**EXTRACT TO READ**
-- Start --

Mobilization to halt murders of Colombian unionists
Coca-Cola: Unthinkable! Undrinkable!
By Nathalie Alsop
It is dangerous in Colombia to be a unionist,
a student, a campesino, anyone who organizes for justice. The
government of Alvaro Uribe Velez, with the political and
financial support of the U.S. government, is broadening the
more than 40-year-old civil war and paramilitarism in Colombia.
Paramilitaries, who are closely allied with the Colombian
military, routinely intimidate, torture and murder union
organizers and others.
In the year 2000, three of every five unionists murdered in
the world were killed in Colombia.
Transnational corporations have moved much of their
operations to countries like Colombia where neoliberal policies
have destroyed obstacles to profit making. They take advantage
of the rampant paramilitarism in Colombia.
Coca-Cola, Drummond and Nestle have all been accused of
collaborating with paramilitaries to intimidate and murder
union organizers.
An international campaign is being organized to call
attention to the abuses of transnationals in Colombia. It is
focusing in particular on Coca-Cola, one of the most brutal and
greedy corporations.
Coca-Cola routinely exploits workers by subcontracting
employees, laying them off without benefits, and by overworking
and underpaying. But activists charge it also collaborates with
paramilitaries to further repress workers who organize against
these conditions.
Eight Coca-Cola workers have been murdered, half of them as
a response to the unions' demands for better working conditions
or wages; 38 workers are displaced and 67 are living under
death threats. Their families have been threatened and
relatives kidnapped. Demon strations have been attacked and
union offices searched, bombed and burned.
The United Steelworkers of America and the International
Labor Rights Fund on behalf of SINALTRAINAL--the National Union
of Food Industry Workers--filed a suit in U.S. courts in July
of 2001 against Coca-Cola.
The suit maintains that Coca-Cola is responsible for the
intimidation and murder of union organizers in its bottling
plants in Colombia.
Javier Correa, president of SINALTRAINAL, said in a Dec. 5
speech that "According to a published article, in 1998
Coca-Cola officials met with paramilitary leader Carlos Castano
in Cordoba."
The defendants in the case include Coca-Cola Corp.,
Coca-Cola Colombia, Panamco Beverages, Bebida y Alimentos, and
Richard Kirby--the U.S. citizen who owns three of the bottling
plants where union organizers have been murdered.
In March, a U.S. district court judge awarded the unions a
partial victory. Judge Jose E. Martinez ruled that the unions
can go ahead with the suit against Panamco, Bebida y Alimentos
and Richard Kirby. However, they removed Coca-Cola Corp. and
Coca-Cola Colombia as defendants in the case. The unions are
appealing the decision.

-- End --

Extracted records
-- Start --

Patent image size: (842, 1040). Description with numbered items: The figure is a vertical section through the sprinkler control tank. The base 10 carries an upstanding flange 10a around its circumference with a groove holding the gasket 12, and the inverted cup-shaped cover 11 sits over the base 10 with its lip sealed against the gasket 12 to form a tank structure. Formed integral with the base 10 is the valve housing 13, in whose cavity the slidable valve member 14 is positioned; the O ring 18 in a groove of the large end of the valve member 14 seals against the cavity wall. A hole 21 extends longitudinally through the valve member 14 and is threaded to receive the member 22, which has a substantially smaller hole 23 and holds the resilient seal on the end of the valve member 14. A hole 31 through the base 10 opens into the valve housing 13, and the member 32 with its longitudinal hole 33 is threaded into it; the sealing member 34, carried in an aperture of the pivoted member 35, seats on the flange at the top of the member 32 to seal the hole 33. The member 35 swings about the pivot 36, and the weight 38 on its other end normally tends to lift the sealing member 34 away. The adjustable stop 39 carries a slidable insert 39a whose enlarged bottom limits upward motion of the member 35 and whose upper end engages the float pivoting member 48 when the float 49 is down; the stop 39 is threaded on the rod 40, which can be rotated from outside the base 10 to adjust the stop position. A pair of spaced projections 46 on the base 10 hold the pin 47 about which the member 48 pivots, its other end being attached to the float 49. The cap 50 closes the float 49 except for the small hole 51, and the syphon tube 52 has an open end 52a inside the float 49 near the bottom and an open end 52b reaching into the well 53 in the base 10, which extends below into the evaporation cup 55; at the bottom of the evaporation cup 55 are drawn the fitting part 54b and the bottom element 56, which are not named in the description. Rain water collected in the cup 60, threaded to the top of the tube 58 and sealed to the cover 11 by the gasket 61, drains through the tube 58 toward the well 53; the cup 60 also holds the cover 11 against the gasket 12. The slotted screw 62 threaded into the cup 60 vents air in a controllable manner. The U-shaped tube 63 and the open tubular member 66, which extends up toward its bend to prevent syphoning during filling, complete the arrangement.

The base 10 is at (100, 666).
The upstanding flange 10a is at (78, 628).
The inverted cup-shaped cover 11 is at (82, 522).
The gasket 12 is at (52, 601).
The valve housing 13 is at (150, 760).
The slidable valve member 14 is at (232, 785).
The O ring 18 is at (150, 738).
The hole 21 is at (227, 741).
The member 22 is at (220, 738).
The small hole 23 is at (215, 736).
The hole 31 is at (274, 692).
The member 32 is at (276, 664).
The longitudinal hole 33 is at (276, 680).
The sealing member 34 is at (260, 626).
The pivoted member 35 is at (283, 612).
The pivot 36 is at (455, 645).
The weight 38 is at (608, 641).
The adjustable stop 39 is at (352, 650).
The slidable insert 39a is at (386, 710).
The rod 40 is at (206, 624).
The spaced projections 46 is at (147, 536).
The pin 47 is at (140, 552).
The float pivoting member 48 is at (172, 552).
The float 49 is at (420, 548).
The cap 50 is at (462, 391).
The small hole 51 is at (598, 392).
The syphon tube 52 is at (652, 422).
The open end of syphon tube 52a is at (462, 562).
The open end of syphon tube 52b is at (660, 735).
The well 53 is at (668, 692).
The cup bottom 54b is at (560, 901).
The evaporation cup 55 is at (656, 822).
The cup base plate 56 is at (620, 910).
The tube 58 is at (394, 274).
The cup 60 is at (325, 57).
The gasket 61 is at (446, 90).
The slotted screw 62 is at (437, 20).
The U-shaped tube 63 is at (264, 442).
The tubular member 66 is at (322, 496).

-- End --

**EXERCISE INSTRUCTIONS**
1) Answer these questions about the article on Colombian unionists:
(a) In the year 2000, what share of the unionists murdered in the world were killed in Colombia?
(b) In what month and year was the suit against Coca-Cola filed in U.S. courts?
(c) Which judge ruled that the unions could go ahead with the suit against Panamco, Bebida y Alimentos and Richard Kirby?
2) Reproduce everything in the article on Colombian unionists from "Eight Coca-Cola workers" down to "plants in Colombia.", word for word.
Work only from the article about Colombian unionists.

**FULL SOLUTIONS**
1)
(a) Three of every five.
(b) July 2001.
(c) Judge Jose E. Martinez.

2)
Eight Coca-Cola workers have been murdered, half of them as
a response to the unions' demands for better working conditions
or wages; 38 workers are displaced and 67 are living under
death threats. Their families have been threatened and
relatives kidnapped. Demon strations have been attacked and
union offices searched, bombed and burned.
The United Steelworkers of America and the International
Labor Rights Fund on behalf of SINALTRAINAL--the National Union
of Food Industry Workers--filed a suit in U.S. courts in July
of 2001 against Coca-Cola.
The suit maintains that Coca-Cola is responsible for the
intimidation and murder of union organizers in its bottling
plants in Colombia.